- Extracted data entries:
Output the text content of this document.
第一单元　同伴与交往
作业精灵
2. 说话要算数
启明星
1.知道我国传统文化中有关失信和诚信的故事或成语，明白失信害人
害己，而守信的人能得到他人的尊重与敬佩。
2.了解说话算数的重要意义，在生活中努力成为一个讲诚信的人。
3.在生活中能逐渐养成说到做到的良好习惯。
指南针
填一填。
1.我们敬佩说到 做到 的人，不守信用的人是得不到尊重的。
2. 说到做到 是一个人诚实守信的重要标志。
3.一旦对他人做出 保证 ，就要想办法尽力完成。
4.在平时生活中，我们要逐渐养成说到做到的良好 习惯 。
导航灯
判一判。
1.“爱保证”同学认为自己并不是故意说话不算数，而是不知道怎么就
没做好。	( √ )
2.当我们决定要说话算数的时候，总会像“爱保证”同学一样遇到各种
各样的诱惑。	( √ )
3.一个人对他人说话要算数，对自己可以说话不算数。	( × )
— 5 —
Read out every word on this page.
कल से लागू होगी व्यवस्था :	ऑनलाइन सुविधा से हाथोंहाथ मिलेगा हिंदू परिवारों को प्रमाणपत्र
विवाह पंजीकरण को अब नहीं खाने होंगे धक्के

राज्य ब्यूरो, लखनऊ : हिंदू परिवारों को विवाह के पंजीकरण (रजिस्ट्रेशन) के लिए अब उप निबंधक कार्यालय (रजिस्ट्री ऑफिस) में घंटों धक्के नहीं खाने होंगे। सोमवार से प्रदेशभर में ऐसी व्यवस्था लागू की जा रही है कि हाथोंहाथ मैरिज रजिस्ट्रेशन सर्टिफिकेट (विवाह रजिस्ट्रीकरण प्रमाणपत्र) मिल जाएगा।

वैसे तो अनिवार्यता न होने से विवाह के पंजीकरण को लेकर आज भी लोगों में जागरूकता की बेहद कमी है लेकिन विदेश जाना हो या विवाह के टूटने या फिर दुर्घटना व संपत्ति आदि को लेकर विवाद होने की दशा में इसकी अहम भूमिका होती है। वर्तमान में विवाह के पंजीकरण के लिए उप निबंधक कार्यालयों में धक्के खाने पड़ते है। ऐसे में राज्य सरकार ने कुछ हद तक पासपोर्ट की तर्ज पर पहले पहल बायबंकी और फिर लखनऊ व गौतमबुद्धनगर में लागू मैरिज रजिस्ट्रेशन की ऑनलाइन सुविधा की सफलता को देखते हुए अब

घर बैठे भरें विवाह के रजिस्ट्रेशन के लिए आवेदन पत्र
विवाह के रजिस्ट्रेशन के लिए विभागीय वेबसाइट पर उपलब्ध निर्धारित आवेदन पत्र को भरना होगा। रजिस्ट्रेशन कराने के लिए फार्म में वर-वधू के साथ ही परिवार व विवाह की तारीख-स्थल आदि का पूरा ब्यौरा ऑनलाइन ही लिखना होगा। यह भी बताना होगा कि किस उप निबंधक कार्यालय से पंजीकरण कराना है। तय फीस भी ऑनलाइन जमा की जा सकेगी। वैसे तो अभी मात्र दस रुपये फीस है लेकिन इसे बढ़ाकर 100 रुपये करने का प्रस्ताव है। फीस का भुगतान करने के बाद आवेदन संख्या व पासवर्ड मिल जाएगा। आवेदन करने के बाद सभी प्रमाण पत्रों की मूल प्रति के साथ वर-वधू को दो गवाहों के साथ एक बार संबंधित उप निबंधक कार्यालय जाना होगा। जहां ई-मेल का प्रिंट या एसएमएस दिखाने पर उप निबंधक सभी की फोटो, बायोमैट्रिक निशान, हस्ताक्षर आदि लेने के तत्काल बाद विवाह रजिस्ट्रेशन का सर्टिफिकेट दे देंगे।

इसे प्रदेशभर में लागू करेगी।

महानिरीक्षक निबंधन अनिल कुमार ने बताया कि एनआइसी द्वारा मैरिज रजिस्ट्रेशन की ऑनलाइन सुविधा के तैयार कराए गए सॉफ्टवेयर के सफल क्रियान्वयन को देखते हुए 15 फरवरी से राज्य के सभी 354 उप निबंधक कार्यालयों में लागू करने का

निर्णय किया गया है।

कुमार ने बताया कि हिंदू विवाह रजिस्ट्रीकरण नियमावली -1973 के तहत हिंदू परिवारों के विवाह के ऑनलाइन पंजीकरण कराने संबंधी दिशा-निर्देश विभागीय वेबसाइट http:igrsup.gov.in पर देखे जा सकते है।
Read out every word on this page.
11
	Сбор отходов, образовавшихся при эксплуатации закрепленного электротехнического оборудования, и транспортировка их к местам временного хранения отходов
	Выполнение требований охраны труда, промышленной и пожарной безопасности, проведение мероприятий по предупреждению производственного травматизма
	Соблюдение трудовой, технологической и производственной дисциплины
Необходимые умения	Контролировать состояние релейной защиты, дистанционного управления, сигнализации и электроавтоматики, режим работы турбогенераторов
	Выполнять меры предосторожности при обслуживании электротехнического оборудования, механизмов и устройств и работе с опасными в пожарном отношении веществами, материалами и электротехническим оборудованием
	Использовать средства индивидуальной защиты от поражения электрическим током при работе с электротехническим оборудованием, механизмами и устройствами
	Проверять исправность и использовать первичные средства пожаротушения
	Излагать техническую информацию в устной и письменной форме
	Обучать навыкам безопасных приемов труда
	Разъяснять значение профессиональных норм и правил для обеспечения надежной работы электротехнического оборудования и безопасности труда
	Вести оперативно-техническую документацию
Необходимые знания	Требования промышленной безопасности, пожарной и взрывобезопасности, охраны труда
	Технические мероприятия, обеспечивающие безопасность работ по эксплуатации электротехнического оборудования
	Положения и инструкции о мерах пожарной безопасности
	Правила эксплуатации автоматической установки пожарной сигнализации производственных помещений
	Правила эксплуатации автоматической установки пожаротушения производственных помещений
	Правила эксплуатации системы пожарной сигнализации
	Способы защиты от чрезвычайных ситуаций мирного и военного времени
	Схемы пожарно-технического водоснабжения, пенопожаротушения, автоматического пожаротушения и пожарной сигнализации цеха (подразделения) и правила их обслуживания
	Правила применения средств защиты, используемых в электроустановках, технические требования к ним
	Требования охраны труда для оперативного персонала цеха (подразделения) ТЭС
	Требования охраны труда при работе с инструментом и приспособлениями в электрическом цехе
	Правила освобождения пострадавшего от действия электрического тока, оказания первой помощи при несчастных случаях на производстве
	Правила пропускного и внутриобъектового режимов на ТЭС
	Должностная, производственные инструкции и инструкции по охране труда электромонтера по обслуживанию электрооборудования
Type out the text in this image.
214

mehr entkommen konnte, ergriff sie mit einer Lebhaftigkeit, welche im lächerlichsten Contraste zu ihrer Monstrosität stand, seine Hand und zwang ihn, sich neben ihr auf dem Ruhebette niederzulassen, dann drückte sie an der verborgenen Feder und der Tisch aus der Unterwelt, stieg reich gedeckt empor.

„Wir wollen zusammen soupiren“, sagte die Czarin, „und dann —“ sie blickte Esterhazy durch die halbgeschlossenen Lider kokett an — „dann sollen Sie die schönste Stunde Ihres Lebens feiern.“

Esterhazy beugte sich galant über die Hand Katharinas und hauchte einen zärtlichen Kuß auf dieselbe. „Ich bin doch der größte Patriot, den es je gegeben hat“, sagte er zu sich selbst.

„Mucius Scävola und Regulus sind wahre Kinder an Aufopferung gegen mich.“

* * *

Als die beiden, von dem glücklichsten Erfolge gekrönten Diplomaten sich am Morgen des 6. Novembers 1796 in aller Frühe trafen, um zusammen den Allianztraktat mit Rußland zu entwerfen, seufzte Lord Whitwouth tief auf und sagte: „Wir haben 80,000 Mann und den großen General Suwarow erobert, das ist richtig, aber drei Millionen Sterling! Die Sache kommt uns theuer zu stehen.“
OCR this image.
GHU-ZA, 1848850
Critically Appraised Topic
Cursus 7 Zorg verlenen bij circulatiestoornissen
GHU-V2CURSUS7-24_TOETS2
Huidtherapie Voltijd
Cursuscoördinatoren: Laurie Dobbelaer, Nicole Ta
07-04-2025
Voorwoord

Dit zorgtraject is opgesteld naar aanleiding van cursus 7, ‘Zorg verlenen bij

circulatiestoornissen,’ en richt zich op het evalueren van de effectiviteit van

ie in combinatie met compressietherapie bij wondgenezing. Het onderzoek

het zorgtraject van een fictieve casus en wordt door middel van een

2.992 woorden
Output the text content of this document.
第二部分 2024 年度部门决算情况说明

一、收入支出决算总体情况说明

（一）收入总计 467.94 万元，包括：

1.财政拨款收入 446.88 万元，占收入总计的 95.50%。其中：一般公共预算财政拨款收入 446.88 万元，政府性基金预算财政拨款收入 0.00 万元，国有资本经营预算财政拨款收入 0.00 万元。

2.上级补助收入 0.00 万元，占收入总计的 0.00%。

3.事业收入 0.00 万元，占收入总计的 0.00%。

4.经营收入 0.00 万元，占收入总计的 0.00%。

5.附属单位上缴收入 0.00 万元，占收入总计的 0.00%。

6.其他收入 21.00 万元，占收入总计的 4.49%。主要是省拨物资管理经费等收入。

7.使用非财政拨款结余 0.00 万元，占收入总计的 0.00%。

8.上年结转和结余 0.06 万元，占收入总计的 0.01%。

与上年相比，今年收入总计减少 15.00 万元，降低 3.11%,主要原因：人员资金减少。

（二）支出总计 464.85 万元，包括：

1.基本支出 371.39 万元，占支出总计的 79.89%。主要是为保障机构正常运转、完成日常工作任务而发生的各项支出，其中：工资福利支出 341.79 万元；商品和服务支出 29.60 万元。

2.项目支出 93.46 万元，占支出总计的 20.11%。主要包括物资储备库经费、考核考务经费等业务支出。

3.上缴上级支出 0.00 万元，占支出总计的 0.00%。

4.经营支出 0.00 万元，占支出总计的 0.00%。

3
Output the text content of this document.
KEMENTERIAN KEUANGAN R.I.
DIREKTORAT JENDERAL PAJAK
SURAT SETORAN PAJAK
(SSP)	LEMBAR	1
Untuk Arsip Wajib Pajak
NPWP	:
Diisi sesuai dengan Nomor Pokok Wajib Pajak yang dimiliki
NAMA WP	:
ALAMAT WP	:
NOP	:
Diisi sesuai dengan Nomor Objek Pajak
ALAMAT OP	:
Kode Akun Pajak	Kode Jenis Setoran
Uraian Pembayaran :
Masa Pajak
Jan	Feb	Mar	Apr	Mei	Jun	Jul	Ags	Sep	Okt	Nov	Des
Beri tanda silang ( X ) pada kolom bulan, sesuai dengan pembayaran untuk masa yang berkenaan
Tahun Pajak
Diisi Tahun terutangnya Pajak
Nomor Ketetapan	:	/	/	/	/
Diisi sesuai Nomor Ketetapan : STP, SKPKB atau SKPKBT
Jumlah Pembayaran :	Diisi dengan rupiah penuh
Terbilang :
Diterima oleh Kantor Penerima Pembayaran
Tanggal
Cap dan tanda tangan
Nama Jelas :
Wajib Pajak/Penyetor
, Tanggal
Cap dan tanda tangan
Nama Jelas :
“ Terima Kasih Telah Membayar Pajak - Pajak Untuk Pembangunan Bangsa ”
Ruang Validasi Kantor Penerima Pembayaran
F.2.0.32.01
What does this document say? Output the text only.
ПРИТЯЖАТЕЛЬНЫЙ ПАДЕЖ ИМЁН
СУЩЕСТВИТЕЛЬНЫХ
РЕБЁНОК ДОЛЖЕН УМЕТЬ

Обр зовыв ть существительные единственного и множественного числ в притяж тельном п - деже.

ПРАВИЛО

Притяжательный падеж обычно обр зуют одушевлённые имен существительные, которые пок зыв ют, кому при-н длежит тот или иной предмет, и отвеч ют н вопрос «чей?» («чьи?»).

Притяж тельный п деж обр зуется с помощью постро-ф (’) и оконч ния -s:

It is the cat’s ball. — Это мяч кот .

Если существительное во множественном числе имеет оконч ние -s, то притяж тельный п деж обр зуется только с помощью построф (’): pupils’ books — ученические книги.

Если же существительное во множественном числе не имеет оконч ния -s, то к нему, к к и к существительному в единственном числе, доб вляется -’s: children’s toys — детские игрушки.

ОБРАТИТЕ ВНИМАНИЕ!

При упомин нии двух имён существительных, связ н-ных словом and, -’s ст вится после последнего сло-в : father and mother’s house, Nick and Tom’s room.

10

- TASK PROMPT:
Filter out every line that lacks the word "существительное", and copy the rest.

- SOLUTION BELOW:
Если существительное во множественном числе имеет оконч ние -s, то притяж тельный п деж обр зуется только с помощью построф (’): pupils’ books — ученические книги.
Если же существительное во множественном числе не имеет оконч ния -s, то к нему, к к и к существительному в единственном числе, доб вляется -’s: children’s toys — детские игрушки.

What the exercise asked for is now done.